Collection entries:

(begin)

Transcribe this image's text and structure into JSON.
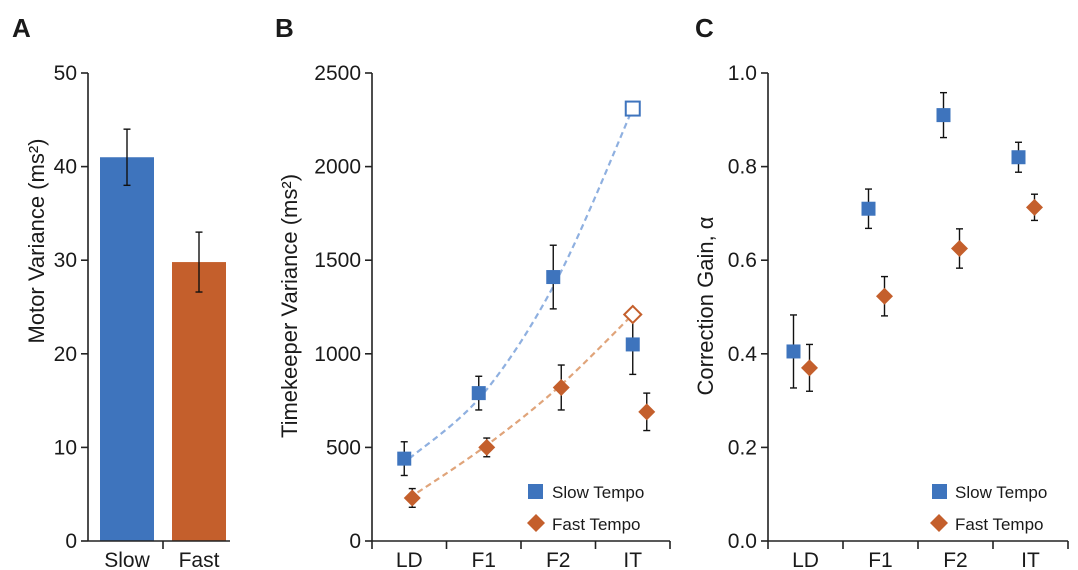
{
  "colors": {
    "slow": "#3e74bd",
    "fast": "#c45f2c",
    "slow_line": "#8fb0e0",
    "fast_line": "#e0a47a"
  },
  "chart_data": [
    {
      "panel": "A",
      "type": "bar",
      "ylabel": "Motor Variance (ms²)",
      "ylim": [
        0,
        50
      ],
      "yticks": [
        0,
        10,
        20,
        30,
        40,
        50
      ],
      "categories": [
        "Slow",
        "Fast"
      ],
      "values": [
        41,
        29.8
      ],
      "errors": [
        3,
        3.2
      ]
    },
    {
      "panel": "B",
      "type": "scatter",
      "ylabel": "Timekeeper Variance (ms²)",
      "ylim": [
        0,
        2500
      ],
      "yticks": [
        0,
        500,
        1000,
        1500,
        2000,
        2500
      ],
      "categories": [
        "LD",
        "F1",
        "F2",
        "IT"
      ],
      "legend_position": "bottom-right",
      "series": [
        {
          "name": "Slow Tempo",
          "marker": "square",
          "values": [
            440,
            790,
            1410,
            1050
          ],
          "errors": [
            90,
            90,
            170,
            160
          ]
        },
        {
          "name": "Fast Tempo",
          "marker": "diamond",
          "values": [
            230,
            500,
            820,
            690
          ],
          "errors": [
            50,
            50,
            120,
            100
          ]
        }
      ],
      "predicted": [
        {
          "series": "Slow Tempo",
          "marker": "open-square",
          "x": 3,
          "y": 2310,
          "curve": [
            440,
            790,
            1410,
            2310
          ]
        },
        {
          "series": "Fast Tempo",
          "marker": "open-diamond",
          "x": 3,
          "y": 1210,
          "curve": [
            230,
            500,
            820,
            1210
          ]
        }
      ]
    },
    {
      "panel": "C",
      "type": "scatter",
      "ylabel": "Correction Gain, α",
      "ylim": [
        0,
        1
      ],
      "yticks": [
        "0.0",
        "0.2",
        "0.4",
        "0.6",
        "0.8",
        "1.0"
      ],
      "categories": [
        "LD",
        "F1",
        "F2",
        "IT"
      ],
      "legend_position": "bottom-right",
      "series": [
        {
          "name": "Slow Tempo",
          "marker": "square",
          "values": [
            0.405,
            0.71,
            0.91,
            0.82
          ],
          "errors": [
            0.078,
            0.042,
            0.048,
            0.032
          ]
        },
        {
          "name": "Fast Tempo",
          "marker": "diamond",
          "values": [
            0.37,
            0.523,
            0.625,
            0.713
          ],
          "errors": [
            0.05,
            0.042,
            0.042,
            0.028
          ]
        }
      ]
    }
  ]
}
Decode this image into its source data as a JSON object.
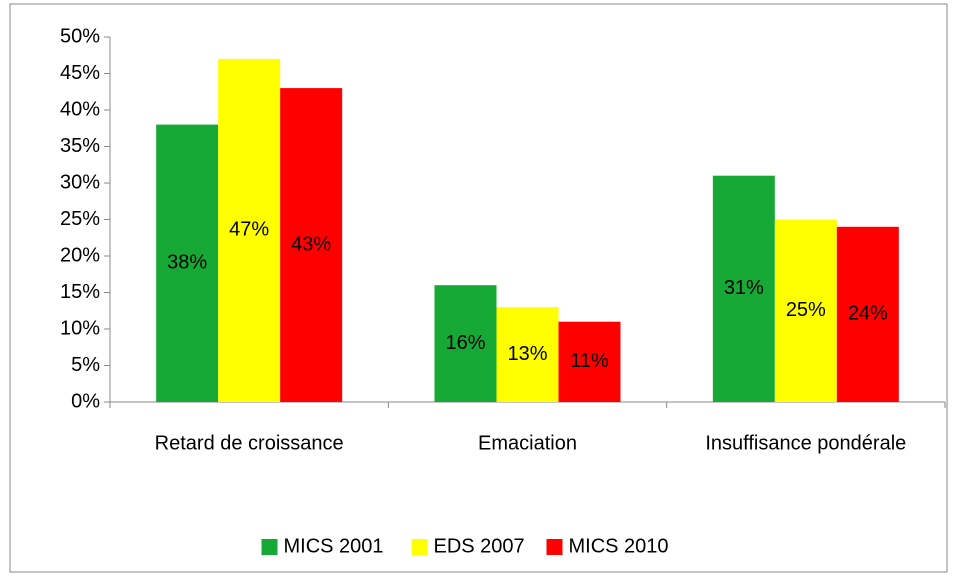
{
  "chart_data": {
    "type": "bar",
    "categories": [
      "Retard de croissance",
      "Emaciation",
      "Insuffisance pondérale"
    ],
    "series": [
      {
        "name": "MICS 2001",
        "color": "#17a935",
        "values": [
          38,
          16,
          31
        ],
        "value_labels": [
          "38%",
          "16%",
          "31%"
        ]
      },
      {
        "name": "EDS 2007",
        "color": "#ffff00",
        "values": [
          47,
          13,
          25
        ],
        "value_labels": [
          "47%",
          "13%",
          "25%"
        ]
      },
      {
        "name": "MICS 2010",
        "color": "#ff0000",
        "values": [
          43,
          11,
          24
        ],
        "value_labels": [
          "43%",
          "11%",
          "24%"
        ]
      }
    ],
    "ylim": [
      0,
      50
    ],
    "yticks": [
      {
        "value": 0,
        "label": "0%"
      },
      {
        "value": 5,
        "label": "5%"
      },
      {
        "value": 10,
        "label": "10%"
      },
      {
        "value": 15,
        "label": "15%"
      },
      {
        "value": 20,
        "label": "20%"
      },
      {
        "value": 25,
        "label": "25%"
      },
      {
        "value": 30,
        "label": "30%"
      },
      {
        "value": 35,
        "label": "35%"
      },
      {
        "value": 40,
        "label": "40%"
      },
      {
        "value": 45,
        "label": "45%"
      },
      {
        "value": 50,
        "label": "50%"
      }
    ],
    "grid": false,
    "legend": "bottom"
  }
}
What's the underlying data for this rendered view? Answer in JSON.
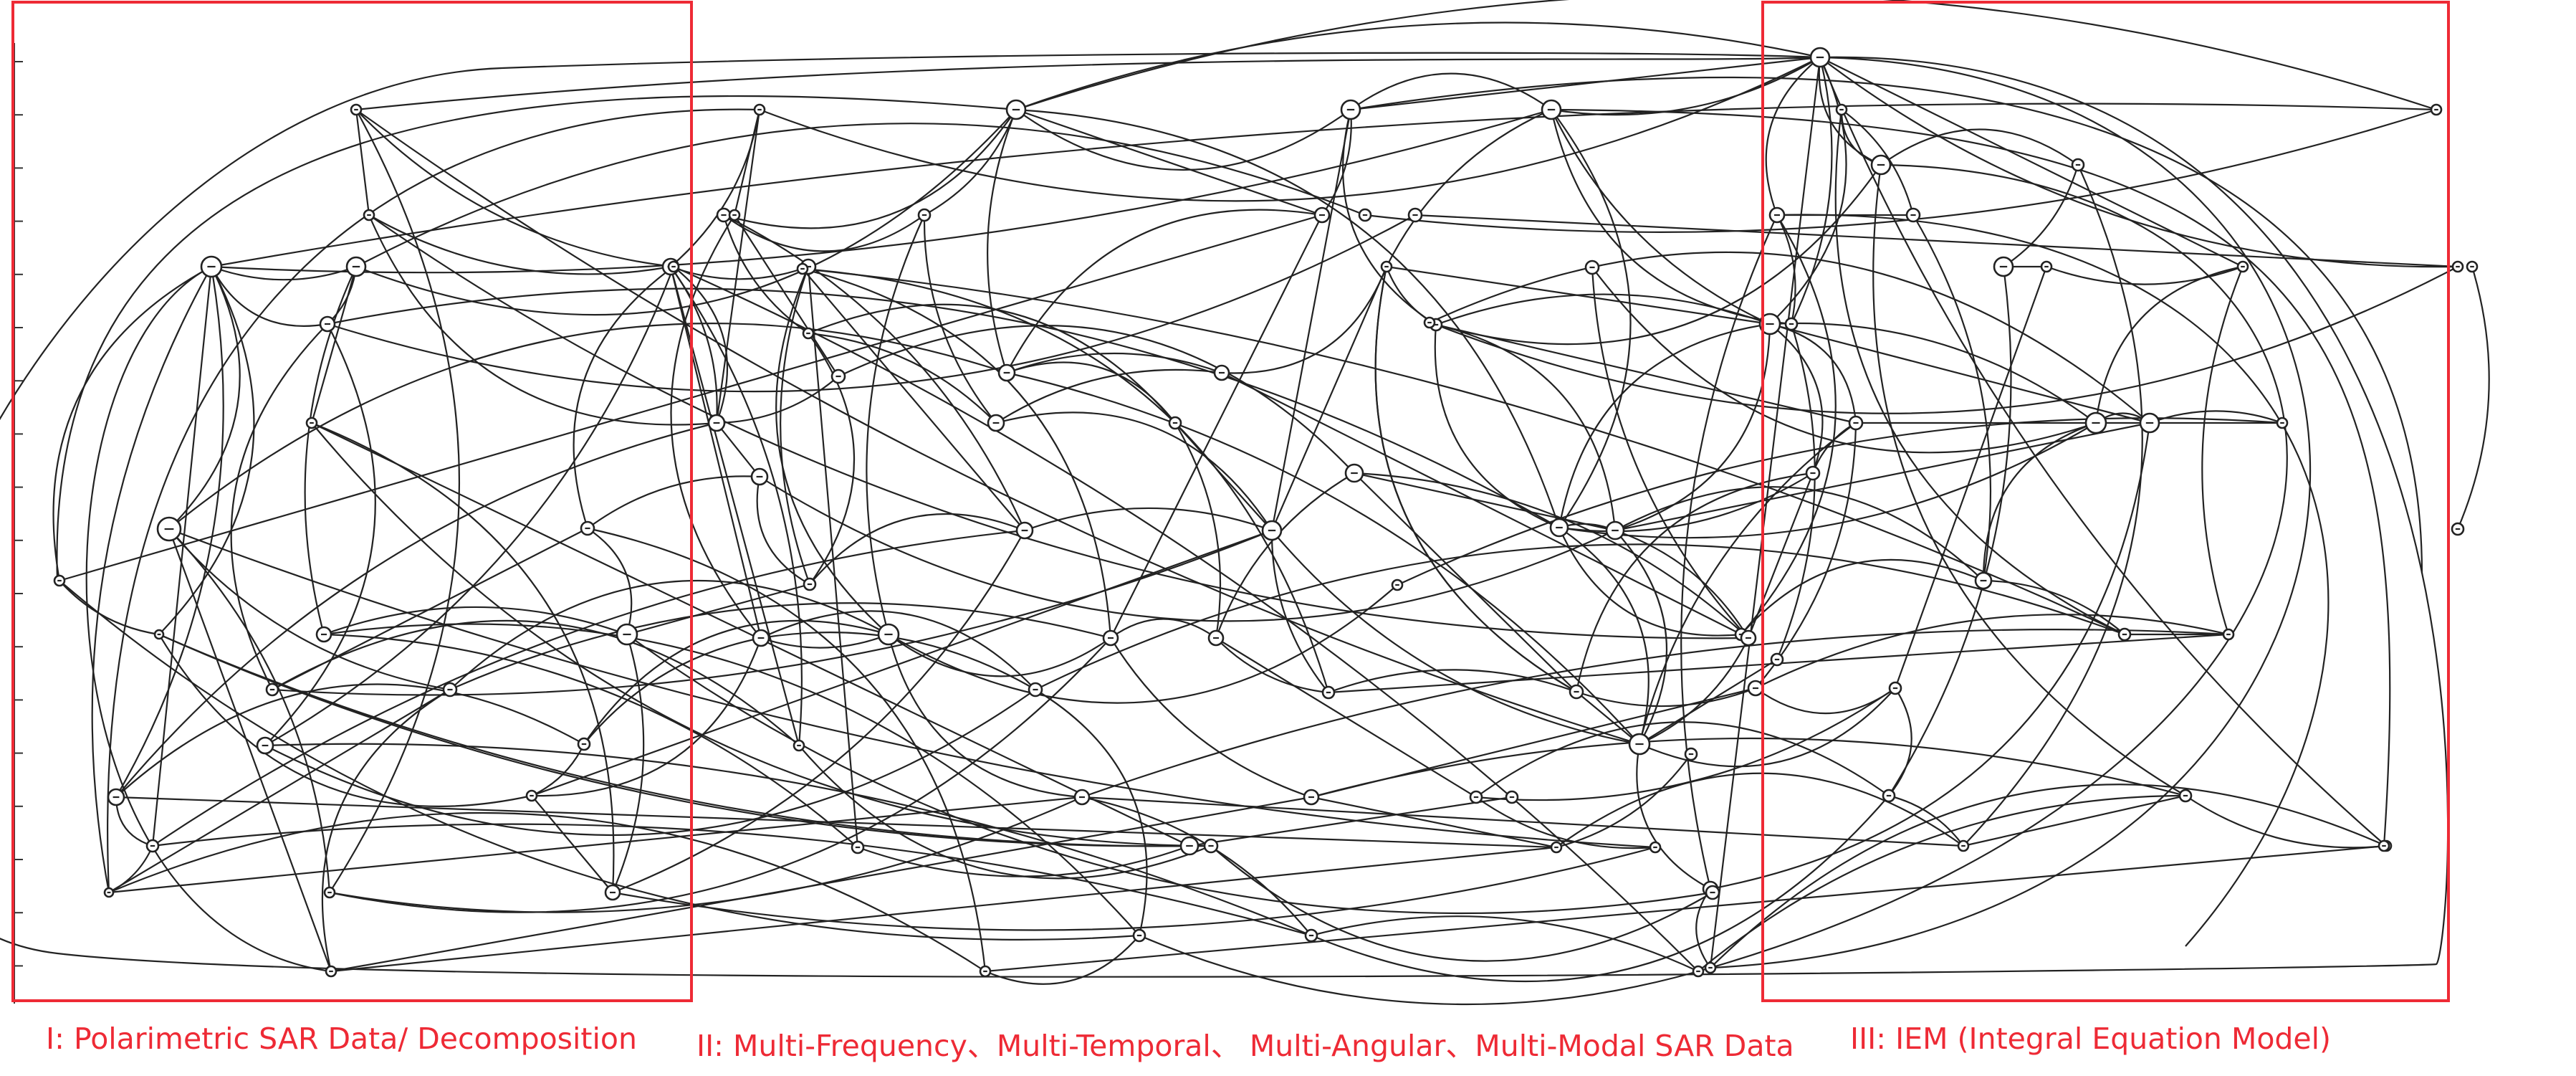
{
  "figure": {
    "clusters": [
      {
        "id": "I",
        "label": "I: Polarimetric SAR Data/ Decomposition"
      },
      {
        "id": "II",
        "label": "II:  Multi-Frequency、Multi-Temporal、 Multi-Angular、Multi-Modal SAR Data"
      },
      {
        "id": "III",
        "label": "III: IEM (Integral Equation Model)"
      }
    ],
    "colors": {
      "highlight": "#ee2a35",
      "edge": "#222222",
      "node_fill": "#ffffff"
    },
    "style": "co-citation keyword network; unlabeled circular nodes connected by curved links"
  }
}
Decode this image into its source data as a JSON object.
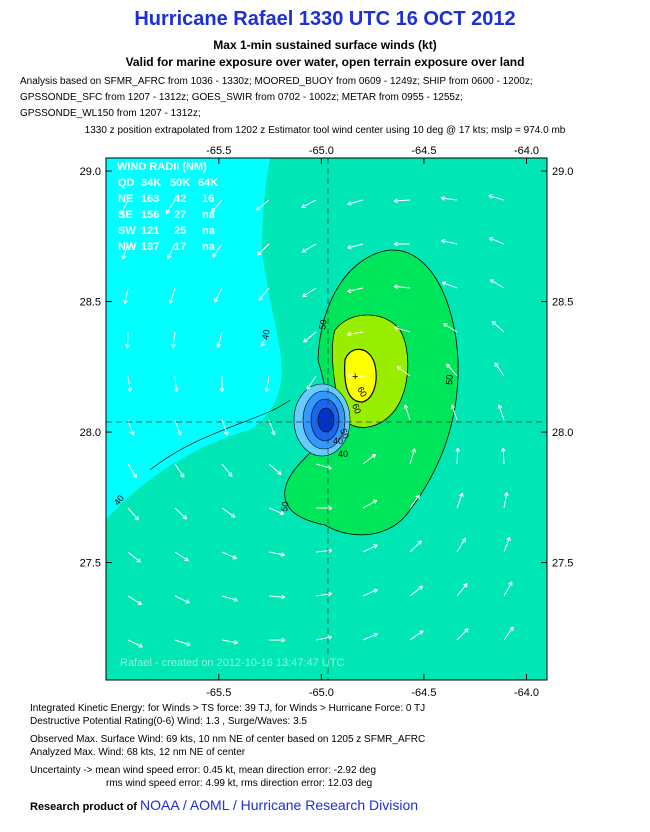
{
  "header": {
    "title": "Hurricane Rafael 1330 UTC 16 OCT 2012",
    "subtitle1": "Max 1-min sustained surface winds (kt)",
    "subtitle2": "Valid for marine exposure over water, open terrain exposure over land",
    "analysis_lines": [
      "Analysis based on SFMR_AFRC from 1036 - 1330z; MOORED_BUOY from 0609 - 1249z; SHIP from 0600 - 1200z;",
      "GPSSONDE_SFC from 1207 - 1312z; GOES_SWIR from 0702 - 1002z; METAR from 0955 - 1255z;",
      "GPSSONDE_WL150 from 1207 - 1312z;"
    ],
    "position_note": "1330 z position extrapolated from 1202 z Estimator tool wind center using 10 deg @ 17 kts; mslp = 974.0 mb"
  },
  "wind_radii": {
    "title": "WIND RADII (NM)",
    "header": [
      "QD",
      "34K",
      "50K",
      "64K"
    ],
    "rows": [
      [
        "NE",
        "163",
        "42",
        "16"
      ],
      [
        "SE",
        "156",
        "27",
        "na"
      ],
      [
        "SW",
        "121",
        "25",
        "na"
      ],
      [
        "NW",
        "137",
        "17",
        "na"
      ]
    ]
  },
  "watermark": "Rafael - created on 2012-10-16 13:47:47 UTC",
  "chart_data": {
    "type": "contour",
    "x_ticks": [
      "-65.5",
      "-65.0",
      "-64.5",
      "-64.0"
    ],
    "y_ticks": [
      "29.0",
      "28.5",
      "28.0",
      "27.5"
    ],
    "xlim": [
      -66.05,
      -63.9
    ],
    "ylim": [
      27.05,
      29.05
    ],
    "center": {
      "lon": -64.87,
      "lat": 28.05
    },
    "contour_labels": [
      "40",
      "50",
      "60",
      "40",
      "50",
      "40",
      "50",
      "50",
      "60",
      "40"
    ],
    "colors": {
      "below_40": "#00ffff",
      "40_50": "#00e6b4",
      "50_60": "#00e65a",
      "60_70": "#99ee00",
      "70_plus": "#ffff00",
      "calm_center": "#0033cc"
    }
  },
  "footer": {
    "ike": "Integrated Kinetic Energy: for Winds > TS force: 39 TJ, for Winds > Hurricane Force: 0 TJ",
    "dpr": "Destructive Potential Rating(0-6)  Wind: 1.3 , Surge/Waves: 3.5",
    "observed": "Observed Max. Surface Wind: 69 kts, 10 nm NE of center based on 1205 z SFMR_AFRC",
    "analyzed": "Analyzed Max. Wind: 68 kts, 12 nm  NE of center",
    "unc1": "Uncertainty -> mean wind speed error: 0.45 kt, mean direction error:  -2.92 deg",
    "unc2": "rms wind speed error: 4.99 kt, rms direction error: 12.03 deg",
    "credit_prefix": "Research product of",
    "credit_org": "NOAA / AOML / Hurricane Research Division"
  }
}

(end)

(EXERCISE INSTRUCTIONS) Nothing in the entries above should change when they are printed again, except that the pictures are dropped.

(ANSWER TO THIS EXERCISE)
Transcribe this image's text and structure into JSON.
{
  "colors": {
    "slow": "#3e74bd",
    "fast": "#c45f2c",
    "slow_line": "#8fb0e0",
    "fast_line": "#e0a47a"
  },
  "chart_data": [
    {
      "panel": "A",
      "type": "bar",
      "ylabel": "Motor Variance (ms²)",
      "ylim": [
        0,
        50
      ],
      "yticks": [
        0,
        10,
        20,
        30,
        40,
        50
      ],
      "categories": [
        "Slow",
        "Fast"
      ],
      "values": [
        41,
        29.8
      ],
      "errors": [
        3,
        3.2
      ]
    },
    {
      "panel": "B",
      "type": "scatter",
      "ylabel": "Timekeeper Variance (ms²)",
      "ylim": [
        0,
        2500
      ],
      "yticks": [
        0,
        500,
        1000,
        1500,
        2000,
        2500
      ],
      "categories": [
        "LD",
        "F1",
        "F2",
        "IT"
      ],
      "legend_position": "bottom-right",
      "series": [
        {
          "name": "Slow Tempo",
          "marker": "square",
          "values": [
            440,
            790,
            1410,
            1050
          ],
          "errors": [
            90,
            90,
            170,
            160
          ]
        },
        {
          "name": "Fast Tempo",
          "marker": "diamond",
          "values": [
            230,
            500,
            820,
            690
          ],
          "errors": [
            50,
            50,
            120,
            100
          ]
        }
      ],
      "predicted": [
        {
          "series": "Slow Tempo",
          "marker": "open-square",
          "x": 3,
          "y": 2310,
          "curve": [
            440,
            790,
            1410,
            2310
          ]
        },
        {
          "series": "Fast Tempo",
          "marker": "open-diamond",
          "x": 3,
          "y": 1210,
          "curve": [
            230,
            500,
            820,
            1210
          ]
        }
      ]
    },
    {
      "panel": "C",
      "type": "scatter",
      "ylabel": "Correction Gain, α",
      "ylim": [
        0,
        1
      ],
      "yticks": [
        "0.0",
        "0.2",
        "0.4",
        "0.6",
        "0.8",
        "1.0"
      ],
      "categories": [
        "LD",
        "F1",
        "F2",
        "IT"
      ],
      "legend_position": "bottom-right",
      "series": [
        {
          "name": "Slow Tempo",
          "marker": "square",
          "values": [
            0.405,
            0.71,
            0.91,
            0.82
          ],
          "errors": [
            0.078,
            0.042,
            0.048,
            0.032
          ]
        },
        {
          "name": "Fast Tempo",
          "marker": "diamond",
          "values": [
            0.37,
            0.523,
            0.625,
            0.713
          ],
          "errors": [
            0.05,
            0.042,
            0.042,
            0.028
          ]
        }
      ]
    }
  ]
}
Decode this image into its source data as a JSON object.
{
  "chart_data": {
    "type": "bar",
    "categories": [
      "Retard de croissance",
      "Emaciation",
      "Insuffisance pondérale"
    ],
    "series": [
      {
        "name": "MICS 2001",
        "color": "#17a935",
        "values": [
          38,
          16,
          31
        ],
        "value_labels": [
          "38%",
          "16%",
          "31%"
        ]
      },
      {
        "name": "EDS 2007",
        "color": "#ffff00",
        "values": [
          47,
          13,
          25
        ],
        "value_labels": [
          "47%",
          "13%",
          "25%"
        ]
      },
      {
        "name": "MICS 2010",
        "color": "#ff0000",
        "values": [
          43,
          11,
          24
        ],
        "value_labels": [
          "43%",
          "11%",
          "24%"
        ]
      }
    ],
    "ylim": [
      0,
      50
    ],
    "yticks": [
      {
        "value": 0,
        "label": "0%"
      },
      {
        "value": 5,
        "label": "5%"
      },
      {
        "value": 10,
        "label": "10%"
      },
      {
        "value": 15,
        "label": "15%"
      },
      {
        "value": 20,
        "label": "20%"
      },
      {
        "value": 25,
        "label": "25%"
      },
      {
        "value": 30,
        "label": "30%"
      },
      {
        "value": 35,
        "label": "35%"
      },
      {
        "value": 40,
        "label": "40%"
      },
      {
        "value": 45,
        "label": "45%"
      },
      {
        "value": 50,
        "label": "50%"
      }
    ],
    "grid": false,
    "legend": "bottom"
  }
}
What's the underlying data for this rendered view? Answer in JSON.
{
  "figure": {
    "clusters": [
      {
        "id": "I",
        "label": "I: Polarimetric SAR Data/ Decomposition"
      },
      {
        "id": "II",
        "label": "II:  Multi-Frequency、Multi-Temporal、 Multi-Angular、Multi-Modal SAR Data"
      },
      {
        "id": "III",
        "label": "III: IEM (Integral Equation Model)"
      }
    ],
    "colors": {
      "highlight": "#ee2a35",
      "edge": "#222222",
      "node_fill": "#ffffff"
    },
    "style": "co-citation keyword network; unlabeled circular nodes connected by curved links"
  }
}
Decode this image into its source data as a JSON object.
{
  "header": {
    "title": "Hurricane Rafael 1330 UTC 16 OCT 2012",
    "subtitle1": "Max 1-min sustained surface winds (kt)",
    "subtitle2": "Valid for marine exposure over water, open terrain exposure over land",
    "analysis_lines": [
      "Analysis based on SFMR_AFRC from 1036 - 1330z; MOORED_BUOY from 0609 - 1249z; SHIP from 0600 - 1200z;",
      "GPSSONDE_SFC from 1207 - 1312z; GOES_SWIR from 0702 - 1002z; METAR from 0955 - 1255z;",
      "GPSSONDE_WL150 from 1207 - 1312z;"
    ],
    "position_note": "1330 z position extrapolated from 1202 z Estimator tool wind center using 10 deg @ 17 kts; mslp = 974.0 mb"
  },
  "wind_radii": {
    "title": "WIND RADII (NM)",
    "header": [
      "QD",
      "34K",
      "50K",
      "64K"
    ],
    "rows": [
      [
        "NE",
        "163",
        "42",
        "16"
      ],
      [
        "SE",
        "156",
        "27",
        "na"
      ],
      [
        "SW",
        "121",
        "25",
        "na"
      ],
      [
        "NW",
        "137",
        "17",
        "na"
      ]
    ]
  },
  "watermark": "Rafael - created on 2012-10-16 13:47:47 UTC",
  "chart_data": {
    "type": "contour",
    "x_ticks": [
      "-65.5",
      "-65.0",
      "-64.5",
      "-64.0"
    ],
    "y_ticks": [
      "29.0",
      "28.5",
      "28.0",
      "27.5"
    ],
    "xlim": [
      -66.05,
      -63.9
    ],
    "ylim": [
      27.05,
      29.05
    ],
    "center": {
      "lon": -64.87,
      "lat": 28.05
    },
    "contour_labels": [
      "40",
      "50",
      "60",
      "40",
      "50",
      "40",
      "50",
      "50",
      "60",
      "40"
    ],
    "colors": {
      "below_40": "#00ffff",
      "40_50": "#00e6b4",
      "50_60": "#00e65a",
      "60_70": "#99ee00",
      "70_plus": "#ffff00",
      "calm_center": "#0033cc"
    }
  },
  "footer": {
    "ike": "Integrated Kinetic Energy: for Winds > TS force: 39 TJ, for Winds > Hurricane Force: 0 TJ",
    "dpr": "Destructive Potential Rating(0-6)  Wind: 1.3 , Surge/Waves: 3.5",
    "observed": "Observed Max. Surface Wind: 69 kts, 10 nm NE of center based on 1205 z SFMR_AFRC",
    "analyzed": "Analyzed Max. Wind: 68 kts, 12 nm  NE of center",
    "unc1": "Uncertainty -> mean wind speed error: 0.45 kt, mean direction error:  -2.92 deg",
    "unc2": "rms wind speed error: 4.99 kt, rms direction error: 12.03 deg",
    "credit_prefix": "Research product of",
    "credit_org": "NOAA / AOML / Hurricane Research Division"
  }
}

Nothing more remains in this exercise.